Exercise goal
Repeat, line for line, the entries printed below.

Stored records
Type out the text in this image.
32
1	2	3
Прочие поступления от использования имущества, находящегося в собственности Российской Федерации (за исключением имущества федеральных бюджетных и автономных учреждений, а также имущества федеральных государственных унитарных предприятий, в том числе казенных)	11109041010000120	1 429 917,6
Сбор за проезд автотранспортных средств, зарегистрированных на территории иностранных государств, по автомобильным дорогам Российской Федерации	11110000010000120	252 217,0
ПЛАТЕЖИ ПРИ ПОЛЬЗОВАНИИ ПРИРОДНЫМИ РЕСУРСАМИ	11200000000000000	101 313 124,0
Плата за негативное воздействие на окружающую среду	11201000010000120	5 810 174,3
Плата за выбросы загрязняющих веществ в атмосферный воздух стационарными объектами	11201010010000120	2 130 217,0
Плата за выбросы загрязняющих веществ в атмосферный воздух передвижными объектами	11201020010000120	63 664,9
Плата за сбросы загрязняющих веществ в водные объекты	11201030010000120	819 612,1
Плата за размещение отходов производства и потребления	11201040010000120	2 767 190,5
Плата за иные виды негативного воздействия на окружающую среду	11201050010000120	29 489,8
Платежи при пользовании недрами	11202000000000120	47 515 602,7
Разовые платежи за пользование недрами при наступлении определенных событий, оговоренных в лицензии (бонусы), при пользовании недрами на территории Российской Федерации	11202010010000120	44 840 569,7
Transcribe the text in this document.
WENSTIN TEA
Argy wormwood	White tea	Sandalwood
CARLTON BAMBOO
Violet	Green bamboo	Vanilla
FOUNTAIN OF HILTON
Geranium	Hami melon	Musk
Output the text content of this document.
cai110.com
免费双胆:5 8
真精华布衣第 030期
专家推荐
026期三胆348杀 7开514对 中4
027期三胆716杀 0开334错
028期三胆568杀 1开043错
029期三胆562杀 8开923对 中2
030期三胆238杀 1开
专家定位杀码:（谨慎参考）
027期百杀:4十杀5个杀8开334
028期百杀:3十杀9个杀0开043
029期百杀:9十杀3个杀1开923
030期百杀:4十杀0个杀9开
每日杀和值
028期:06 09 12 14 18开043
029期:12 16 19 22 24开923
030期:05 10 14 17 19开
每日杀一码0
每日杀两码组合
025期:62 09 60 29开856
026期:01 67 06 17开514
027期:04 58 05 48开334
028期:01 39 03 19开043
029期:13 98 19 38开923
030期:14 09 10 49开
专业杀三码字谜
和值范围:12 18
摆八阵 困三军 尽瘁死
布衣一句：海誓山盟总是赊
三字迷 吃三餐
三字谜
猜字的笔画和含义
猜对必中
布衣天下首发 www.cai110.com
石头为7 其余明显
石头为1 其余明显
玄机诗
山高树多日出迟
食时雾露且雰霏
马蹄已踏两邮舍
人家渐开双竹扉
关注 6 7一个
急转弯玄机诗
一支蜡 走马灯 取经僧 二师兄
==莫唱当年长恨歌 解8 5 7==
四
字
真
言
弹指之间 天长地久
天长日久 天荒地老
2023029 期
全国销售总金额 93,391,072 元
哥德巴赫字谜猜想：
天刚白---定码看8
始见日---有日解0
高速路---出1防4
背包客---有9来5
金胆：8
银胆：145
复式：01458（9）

Exercise answer
Type out the text in this image.
32
1	2	3
Прочие поступления от использования имущества, находящегося в собственности Российской Федерации (за исключением имущества федеральных бюджетных и автономных учреждений, а также имущества федеральных государственных унитарных предприятий, в том числе казенных)	11109041010000120	1 429 917,6
Сбор за проезд автотранспортных средств, зарегистрированных на территории иностранных государств, по автомобильным дорогам Российской Федерации	11110000010000120	252 217,0
ПЛАТЕЖИ ПРИ ПОЛЬЗОВАНИИ ПРИРОДНЫМИ РЕСУРСАМИ	11200000000000000	101 313 124,0
Плата за негативное воздействие на окружающую среду	11201000010000120	5 810 174,3
Плата за выбросы загрязняющих веществ в атмосферный воздух стационарными объектами	11201010010000120	2 130 217,0
Плата за выбросы загрязняющих веществ в атмосферный воздух передвижными объектами	11201020010000120	63 664,9
Плата за сбросы загрязняющих веществ в водные объекты	11201030010000120	819 612,1
Плата за размещение отходов производства и потребления	11201040010000120	2 767 190,5
Плата за иные виды негативного воздействия на окружающую среду	11201050010000120	29 489,8
Платежи при пользовании недрами	11202000000000120	47 515 602,7
Разовые платежи за пользование недрами при наступлении определенных событий, оговоренных в лицензии (бонусы), при пользовании недрами на территории Российской Федерации	11202010010000120	44 840 569,7
Transcribe the text in this document.
WENSTIN TEA
Argy wormwood	White tea	Sandalwood
CARLTON BAMBOO
Violet	Green bamboo	Vanilla
FOUNTAIN OF HILTON
Geranium	Hami melon	Musk
Output the text content of this document.
cai110.com
免费双胆:5 8
真精华布衣第 030期
专家推荐
026期三胆348杀 7开514对 中4
027期三胆716杀 0开334错
028期三胆568杀 1开043错
029期三胆562杀 8开923对 中2
030期三胆238杀 1开
专家定位杀码:（谨慎参考）
027期百杀:4十杀5个杀8开334
028期百杀:3十杀9个杀0开043
029期百杀:9十杀3个杀1开923
030期百杀:4十杀0个杀9开
每日杀和值
028期:06 09 12 14 18开043
029期:12 16 19 22 24开923
030期:05 10 14 17 19开
每日杀一码0
每日杀两码组合
025期:62 09 60 29开856
026期:01 67 06 17开514
027期:04 58 05 48开334
028期:01 39 03 19开043
029期:13 98 19 38开923
030期:14 09 10 49开
专业杀三码字谜
和值范围:12 18
摆八阵 困三军 尽瘁死
布衣一句：海誓山盟总是赊
三字迷 吃三餐
三字谜
猜字的笔画和含义
猜对必中
布衣天下首发 www.cai110.com
石头为7 其余明显
石头为1 其余明显
玄机诗
山高树多日出迟
食时雾露且雰霏
马蹄已踏两邮舍
人家渐开双竹扉
关注 6 7一个
急转弯玄机诗
一支蜡 走马灯 取经僧 二师兄
==莫唱当年长恨歌 解8 5 7==
四
字
真
言
弹指之间 天长地久
天长日久 天荒地老
2023029 期
全国销售总金额 93,391,072 元
哥德巴赫字谜猜想：
天刚白---定码看8
始见日---有日解0
高速路---出1防4
背包客---有9来5
金胆：8
银胆：145
复式：01458（9）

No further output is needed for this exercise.